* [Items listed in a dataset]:
________________________

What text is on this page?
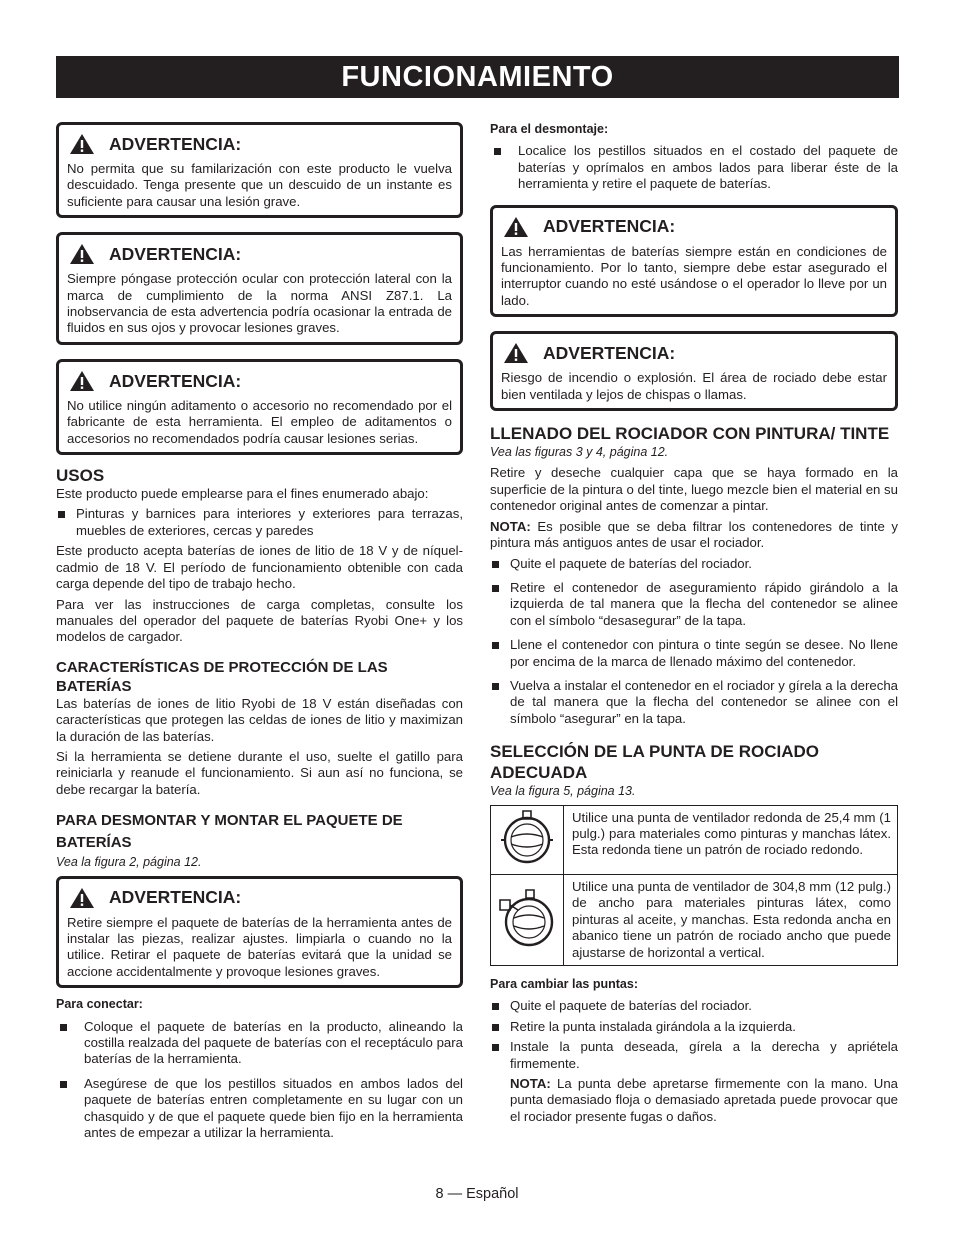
FUNCIONAMIENTO
ADVERTENCIA:

No permita que su familarización con este producto le vuelva descuidado. Tenga presente que un descuido de un instante es suficiente para causar una lesión grave.

ADVERTENCIA:

Siempre póngase protección ocular con protección lateral con la marca de cumplimiento de la norma ANSI Z87.1. La inobservancia de esta advertencia podría ocasionar la entrada de fluidos en sus ojos y provocar lesiones graves.

ADVERTENCIA:

No utilice ningún aditamento o accesorio no recomendado por el fabricante de esta herramienta. El empleo de aditamentos o accesorios no recomendados podría causar lesiones serias.

USOS

Este producto puede emplearse para el fines enumerado abajo:

Pinturas y barnices para interiores y exteriores para terrazas, muebles de exteriores, cercas y paredes

Este producto acepta baterías de iones de litio de 18 V y de níquel-cadmio de 18 V. El período de funcionamiento obtenible con cada carga depende del tipo de trabajo hecho.

Para ver las instrucciones de carga completas, consulte los manuales del operador del paquete de baterías Ryobi One+ y los modelos de cargador.

CARACTERÍSTICAS DE PROTECCIÓN DE LAS BATERÍAS

Las baterías de iones de litio Ryobi de 18 V están diseñadas con características que protegen las celdas de iones de litio y maximizan la duración de las baterías.

Si la herramienta se detiene durante el uso, suelte el gatillo para reiniciarla y reanude el funcionamiento. Si aun así no funciona, se debe recargar la batería.

PARA DESMONTAR Y MONTAR EL PAQUETE DE BATERÍAS

Vea la figura 2, página 12.

ADVERTENCIA:

Retire siempre el paquete de baterías de la herramienta antes de instalar las piezas, realizar ajustes. limpiarla o cuando no la utilice. Retirar el paquete de baterías evitará que la unidad se accione accidentalmente y provoque lesiones graves.

Para conectar:
Coloque el paquete de baterías en la producto, alineando la costilla realzada del paquete de baterías con el receptáculo para baterías de la herramienta.
Asegúrese de que los pestillos situados en ambos lados del paquete de baterías entren completamente en su lugar con un chasquido y de que el paquete quede bien fijo en la herramienta antes de empezar a utilizar la herramienta.
Para el desmontaje:
Localice los pestillos situados en el costado del paquete de baterías y oprímalos en ambos lados para liberar éste de la herramienta y retire el paquete de baterías.
ADVERTENCIA:

Las herramientas de baterías siempre están en condiciones de funcionamiento. Por lo tanto, siempre debe estar asegurado el interruptor cuando no esté usándose o el operador lo lleve por un lado.

ADVERTENCIA:

Riesgo de incendio o explosión. El área de rociado debe estar bien ventilada y lejos de chispas o llamas.

LLENADO DEL ROCIADOR CON PINTURA/ TINTE

Vea las figuras 3 y 4, página 12.

Retire y deseche cualquier capa que se haya formado en la superficie de la pintura o del tinte, luego mezcle bien el material en su contenedor original antes de comenzar a pintar.

NOTA: Es posible que se deba filtrar los contenedores de tinte y pintura más antiguos antes de usar el rociador.

Quite el paquete de baterías del rociador.
Retire el contenedor de aseguramiento rápido girándolo a la izquierda de tal manera que la flecha del contenedor se alinee con el símbolo “desasegurar” de la tapa.
Llene el contenedor con pintura o tinte según se desee. No llene por encima de la marca de llenado máximo del contenedor.
Vuelva a instalar el contenedor en el rociador y gírela a la derecha de tal manera que la flecha del contenedor se alinee con el símbolo “asegurar” en la tapa.
SELECCIÓN DE LA PUNTA DE ROCIADO ADECUADA

Vea la figura 5, página 13.

	Utilice una punta de ventilador redonda de 25,4 mm (1 pulg.) para materiales como pinturas y manchas látex. Esta redonda tiene un patrón de rociado redondo.
	Utilice una punta de ventilador de 304,8 mm (12 pulg.) de ancho para materiales pinturas látex, como pinturas al aceite, y manchas. Esta redonda ancha en abanico tiene un patrón de rociado ancho que puede ajustarse de horizontal a vertical.
Para cambiar las puntas:
Quite el paquete de baterías del rociador.
Retire la punta instalada girándola a la izquierda.
Instale la punta deseada, gírela a la derecha y apriétela firmemente.

NOTA: La punta debe apretarse firmemente con la mano. Una punta demasiado floja o demasiado apretada puede provocar que el rociador presente fugas o daños.

8 — Español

________________________

* [Exercise aim]:
Return each line exactly as written. Any picture gets left out.

* [Full solution]:
What text is on this page?
FUNCIONAMIENTO
ADVERTENCIA:

No permita que su familarización con este producto le vuelva descuidado. Tenga presente que un descuido de un instante es suficiente para causar una lesión grave.

ADVERTENCIA:

Siempre póngase protección ocular con protección lateral con la marca de cumplimiento de la norma ANSI Z87.1. La inobservancia de esta advertencia podría ocasionar la entrada de fluidos en sus ojos y provocar lesiones graves.

ADVERTENCIA:

No utilice ningún aditamento o accesorio no recomendado por el fabricante de esta herramienta. El empleo de aditamentos o accesorios no recomendados podría causar lesiones serias.

USOS

Este producto puede emplearse para el fines enumerado abajo:

Pinturas y barnices para interiores y exteriores para terrazas, muebles de exteriores, cercas y paredes

Este producto acepta baterías de iones de litio de 18 V y de níquel-cadmio de 18 V. El período de funcionamiento obtenible con cada carga depende del tipo de trabajo hecho.

Para ver las instrucciones de carga completas, consulte los manuales del operador del paquete de baterías Ryobi One+ y los modelos de cargador.

CARACTERÍSTICAS DE PROTECCIÓN DE LAS BATERÍAS

Las baterías de iones de litio Ryobi de 18 V están diseñadas con características que protegen las celdas de iones de litio y maximizan la duración de las baterías.

Si la herramienta se detiene durante el uso, suelte el gatillo para reiniciarla y reanude el funcionamiento. Si aun así no funciona, se debe recargar la batería.

PARA DESMONTAR Y MONTAR EL PAQUETE DE BATERÍAS

Vea la figura 2, página 12.

ADVERTENCIA:

Retire siempre el paquete de baterías de la herramienta antes de instalar las piezas, realizar ajustes. limpiarla o cuando no la utilice. Retirar el paquete de baterías evitará que la unidad se accione accidentalmente y provoque lesiones graves.

Para conectar:
Coloque el paquete de baterías en la producto, alineando la costilla realzada del paquete de baterías con el receptáculo para baterías de la herramienta.
Asegúrese de que los pestillos situados en ambos lados del paquete de baterías entren completamente en su lugar con un chasquido y de que el paquete quede bien fijo en la herramienta antes de empezar a utilizar la herramienta.
Para el desmontaje:
Localice los pestillos situados en el costado del paquete de baterías y oprímalos en ambos lados para liberar éste de la herramienta y retire el paquete de baterías.
ADVERTENCIA:

Las herramientas de baterías siempre están en condiciones de funcionamiento. Por lo tanto, siempre debe estar asegurado el interruptor cuando no esté usándose o el operador lo lleve por un lado.

ADVERTENCIA:

Riesgo de incendio o explosión. El área de rociado debe estar bien ventilada y lejos de chispas o llamas.

LLENADO DEL ROCIADOR CON PINTURA/ TINTE

Vea las figuras 3 y 4, página 12.

Retire y deseche cualquier capa que se haya formado en la superficie de la pintura o del tinte, luego mezcle bien el material en su contenedor original antes de comenzar a pintar.

NOTA: Es posible que se deba filtrar los contenedores de tinte y pintura más antiguos antes de usar el rociador.

Quite el paquete de baterías del rociador.
Retire el contenedor de aseguramiento rápido girándolo a la izquierda de tal manera que la flecha del contenedor se alinee con el símbolo “desasegurar” de la tapa.
Llene el contenedor con pintura o tinte según se desee. No llene por encima de la marca de llenado máximo del contenedor.
Vuelva a instalar el contenedor en el rociador y gírela a la derecha de tal manera que la flecha del contenedor se alinee con el símbolo “asegurar” en la tapa.
SELECCIÓN DE LA PUNTA DE ROCIADO ADECUADA

Vea la figura 5, página 13.

	Utilice una punta de ventilador redonda de 25,4 mm (1 pulg.) para materiales como pinturas y manchas látex. Esta redonda tiene un patrón de rociado redondo.
	Utilice una punta de ventilador de 304,8 mm (12 pulg.) de ancho para materiales pinturas látex, como pinturas al aceite, y manchas. Esta redonda ancha en abanico tiene un patrón de rociado ancho que puede ajustarse de horizontal a vertical.
Para cambiar las puntas:
Quite el paquete de baterías del rociador.
Retire la punta instalada girándola a la izquierda.
Instale la punta deseada, gírela a la derecha y apriétela firmemente.

NOTA: La punta debe apretarse firmemente con la mano. Una punta demasiado floja o demasiado apretada puede provocar que el rociador presente fugas o daños.

8 — Español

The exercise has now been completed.